>> START

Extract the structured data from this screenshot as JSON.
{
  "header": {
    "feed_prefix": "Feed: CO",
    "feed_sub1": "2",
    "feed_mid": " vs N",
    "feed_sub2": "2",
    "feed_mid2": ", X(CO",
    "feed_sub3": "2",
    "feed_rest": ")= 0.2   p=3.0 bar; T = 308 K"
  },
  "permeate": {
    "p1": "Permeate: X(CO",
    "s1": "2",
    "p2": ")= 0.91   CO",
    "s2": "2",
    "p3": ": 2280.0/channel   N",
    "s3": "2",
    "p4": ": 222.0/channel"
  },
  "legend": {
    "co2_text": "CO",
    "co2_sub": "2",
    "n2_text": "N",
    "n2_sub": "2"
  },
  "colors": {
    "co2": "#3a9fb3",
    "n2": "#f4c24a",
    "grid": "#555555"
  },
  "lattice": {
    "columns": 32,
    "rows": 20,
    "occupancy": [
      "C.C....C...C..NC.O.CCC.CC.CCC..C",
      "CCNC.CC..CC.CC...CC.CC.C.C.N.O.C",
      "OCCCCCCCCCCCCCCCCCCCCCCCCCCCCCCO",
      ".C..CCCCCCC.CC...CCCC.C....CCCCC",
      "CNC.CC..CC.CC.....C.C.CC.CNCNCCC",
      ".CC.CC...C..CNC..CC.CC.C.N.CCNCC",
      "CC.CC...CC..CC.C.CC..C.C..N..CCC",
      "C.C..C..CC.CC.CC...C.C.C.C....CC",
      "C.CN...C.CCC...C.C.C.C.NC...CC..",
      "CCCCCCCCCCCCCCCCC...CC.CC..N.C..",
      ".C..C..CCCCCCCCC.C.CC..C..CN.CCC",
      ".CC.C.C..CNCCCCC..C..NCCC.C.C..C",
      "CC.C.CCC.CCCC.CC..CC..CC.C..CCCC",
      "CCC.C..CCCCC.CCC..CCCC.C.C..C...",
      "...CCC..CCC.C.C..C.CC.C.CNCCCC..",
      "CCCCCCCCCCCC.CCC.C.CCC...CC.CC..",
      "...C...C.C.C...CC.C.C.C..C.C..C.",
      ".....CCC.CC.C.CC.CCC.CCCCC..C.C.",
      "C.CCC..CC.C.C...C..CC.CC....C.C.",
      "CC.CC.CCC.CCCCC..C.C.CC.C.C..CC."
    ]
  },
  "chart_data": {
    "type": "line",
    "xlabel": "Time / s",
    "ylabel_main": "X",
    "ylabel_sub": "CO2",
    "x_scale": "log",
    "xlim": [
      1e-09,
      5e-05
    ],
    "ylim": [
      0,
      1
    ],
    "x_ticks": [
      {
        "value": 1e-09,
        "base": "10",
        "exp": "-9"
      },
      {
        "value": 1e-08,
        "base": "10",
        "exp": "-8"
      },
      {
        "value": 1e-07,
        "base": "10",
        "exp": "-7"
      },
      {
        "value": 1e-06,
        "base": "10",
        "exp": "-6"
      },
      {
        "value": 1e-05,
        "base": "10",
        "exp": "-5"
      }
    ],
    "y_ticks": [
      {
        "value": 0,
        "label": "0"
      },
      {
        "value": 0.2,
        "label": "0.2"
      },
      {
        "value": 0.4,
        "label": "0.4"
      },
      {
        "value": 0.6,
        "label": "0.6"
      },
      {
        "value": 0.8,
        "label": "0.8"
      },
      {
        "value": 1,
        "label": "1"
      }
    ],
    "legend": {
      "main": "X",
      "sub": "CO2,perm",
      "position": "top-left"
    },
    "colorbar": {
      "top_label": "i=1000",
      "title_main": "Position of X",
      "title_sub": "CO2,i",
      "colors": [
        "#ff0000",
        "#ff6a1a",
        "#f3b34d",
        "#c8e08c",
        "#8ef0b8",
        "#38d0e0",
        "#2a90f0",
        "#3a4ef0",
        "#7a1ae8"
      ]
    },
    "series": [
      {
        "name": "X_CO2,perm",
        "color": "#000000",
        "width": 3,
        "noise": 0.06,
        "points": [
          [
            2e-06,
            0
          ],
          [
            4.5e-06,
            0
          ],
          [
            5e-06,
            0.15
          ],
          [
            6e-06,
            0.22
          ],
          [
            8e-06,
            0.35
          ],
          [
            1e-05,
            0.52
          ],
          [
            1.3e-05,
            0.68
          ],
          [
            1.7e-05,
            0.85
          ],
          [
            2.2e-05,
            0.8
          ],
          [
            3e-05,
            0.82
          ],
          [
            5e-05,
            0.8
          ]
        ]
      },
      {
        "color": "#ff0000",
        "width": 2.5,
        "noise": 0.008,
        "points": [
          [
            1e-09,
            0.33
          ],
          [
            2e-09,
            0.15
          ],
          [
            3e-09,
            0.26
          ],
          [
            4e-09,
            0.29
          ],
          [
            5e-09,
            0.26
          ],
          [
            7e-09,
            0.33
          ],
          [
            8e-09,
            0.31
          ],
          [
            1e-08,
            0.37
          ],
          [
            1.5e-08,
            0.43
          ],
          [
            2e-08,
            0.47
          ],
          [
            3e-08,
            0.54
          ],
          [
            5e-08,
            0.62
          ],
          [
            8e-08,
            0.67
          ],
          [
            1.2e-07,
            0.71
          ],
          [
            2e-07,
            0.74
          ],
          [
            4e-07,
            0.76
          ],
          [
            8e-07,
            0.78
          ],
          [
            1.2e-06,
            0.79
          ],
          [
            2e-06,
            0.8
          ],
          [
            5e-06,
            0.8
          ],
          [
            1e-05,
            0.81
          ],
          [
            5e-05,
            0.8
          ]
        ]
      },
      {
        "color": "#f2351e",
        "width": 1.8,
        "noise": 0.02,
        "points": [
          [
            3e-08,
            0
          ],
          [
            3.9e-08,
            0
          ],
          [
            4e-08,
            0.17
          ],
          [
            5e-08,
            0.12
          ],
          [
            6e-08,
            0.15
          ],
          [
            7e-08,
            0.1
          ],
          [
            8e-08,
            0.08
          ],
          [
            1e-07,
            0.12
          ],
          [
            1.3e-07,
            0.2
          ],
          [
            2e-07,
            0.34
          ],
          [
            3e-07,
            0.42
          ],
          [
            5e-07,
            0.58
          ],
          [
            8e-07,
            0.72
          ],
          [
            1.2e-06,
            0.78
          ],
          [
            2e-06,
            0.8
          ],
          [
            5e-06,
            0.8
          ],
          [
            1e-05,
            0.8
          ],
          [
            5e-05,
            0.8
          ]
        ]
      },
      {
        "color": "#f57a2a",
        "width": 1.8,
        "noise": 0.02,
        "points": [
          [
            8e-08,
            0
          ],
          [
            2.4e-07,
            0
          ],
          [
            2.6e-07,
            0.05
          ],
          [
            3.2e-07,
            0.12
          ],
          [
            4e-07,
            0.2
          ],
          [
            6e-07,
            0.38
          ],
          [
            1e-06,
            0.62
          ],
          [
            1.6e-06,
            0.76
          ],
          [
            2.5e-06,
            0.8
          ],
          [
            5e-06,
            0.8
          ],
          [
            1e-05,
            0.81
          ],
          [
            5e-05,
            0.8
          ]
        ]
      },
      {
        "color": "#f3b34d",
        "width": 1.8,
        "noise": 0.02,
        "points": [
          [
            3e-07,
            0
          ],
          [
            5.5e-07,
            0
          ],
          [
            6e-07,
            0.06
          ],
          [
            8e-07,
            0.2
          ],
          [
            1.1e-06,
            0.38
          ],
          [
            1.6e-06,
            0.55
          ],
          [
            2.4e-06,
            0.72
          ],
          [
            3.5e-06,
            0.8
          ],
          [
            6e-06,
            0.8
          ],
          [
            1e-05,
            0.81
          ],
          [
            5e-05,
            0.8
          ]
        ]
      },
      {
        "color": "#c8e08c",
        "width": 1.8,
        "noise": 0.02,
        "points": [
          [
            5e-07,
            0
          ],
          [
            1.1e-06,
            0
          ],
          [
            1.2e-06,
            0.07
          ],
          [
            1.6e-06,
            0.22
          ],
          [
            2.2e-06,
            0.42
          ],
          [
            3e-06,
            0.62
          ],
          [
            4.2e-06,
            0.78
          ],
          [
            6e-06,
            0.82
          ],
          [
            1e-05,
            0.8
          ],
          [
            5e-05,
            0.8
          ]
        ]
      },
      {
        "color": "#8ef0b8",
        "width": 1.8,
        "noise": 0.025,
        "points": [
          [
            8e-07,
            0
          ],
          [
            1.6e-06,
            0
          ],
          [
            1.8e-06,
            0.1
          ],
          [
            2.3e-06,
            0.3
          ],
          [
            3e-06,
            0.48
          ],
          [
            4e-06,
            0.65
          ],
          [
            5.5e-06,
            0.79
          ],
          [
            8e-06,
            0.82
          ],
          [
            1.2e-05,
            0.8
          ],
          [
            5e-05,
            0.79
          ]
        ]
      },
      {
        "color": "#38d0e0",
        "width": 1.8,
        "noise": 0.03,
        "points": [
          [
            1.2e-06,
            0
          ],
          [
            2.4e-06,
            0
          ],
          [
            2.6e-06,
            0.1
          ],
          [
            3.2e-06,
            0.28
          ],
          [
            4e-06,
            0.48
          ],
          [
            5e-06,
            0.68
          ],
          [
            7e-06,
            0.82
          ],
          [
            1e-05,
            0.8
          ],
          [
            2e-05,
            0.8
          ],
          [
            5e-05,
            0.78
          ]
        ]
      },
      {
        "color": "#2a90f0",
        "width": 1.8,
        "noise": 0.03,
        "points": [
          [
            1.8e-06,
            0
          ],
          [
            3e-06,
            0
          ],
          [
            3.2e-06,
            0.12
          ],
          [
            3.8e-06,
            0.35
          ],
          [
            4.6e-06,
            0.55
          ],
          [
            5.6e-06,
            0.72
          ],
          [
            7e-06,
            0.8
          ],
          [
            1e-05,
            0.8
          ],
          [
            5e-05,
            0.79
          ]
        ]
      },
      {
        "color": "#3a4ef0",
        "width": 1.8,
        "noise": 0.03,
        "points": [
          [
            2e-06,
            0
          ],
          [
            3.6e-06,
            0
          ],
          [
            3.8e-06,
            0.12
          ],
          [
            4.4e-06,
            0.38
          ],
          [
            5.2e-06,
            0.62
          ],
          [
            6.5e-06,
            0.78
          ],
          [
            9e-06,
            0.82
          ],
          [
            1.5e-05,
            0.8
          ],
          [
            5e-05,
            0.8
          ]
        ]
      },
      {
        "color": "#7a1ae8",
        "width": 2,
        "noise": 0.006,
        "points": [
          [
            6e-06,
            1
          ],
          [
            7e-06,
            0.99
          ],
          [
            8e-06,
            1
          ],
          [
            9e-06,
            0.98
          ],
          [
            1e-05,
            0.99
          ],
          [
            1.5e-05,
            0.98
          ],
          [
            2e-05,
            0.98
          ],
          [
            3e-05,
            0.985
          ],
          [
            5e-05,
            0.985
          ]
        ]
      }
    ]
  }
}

>> END

■ TASK OBJECTIVE ■
Copy each line of the listing that includes "value".

■ ANSWER ■
        "value": 1e-09,
        "value": 1e-08,
        "value": 1e-07,
        "value": 1e-06,
        "value": 1e-05,
        "value": 0,
        "value": 0.2,
        "value": 0.4,
        "value": 0.6,
        "value": 0.8,
        "value": 1,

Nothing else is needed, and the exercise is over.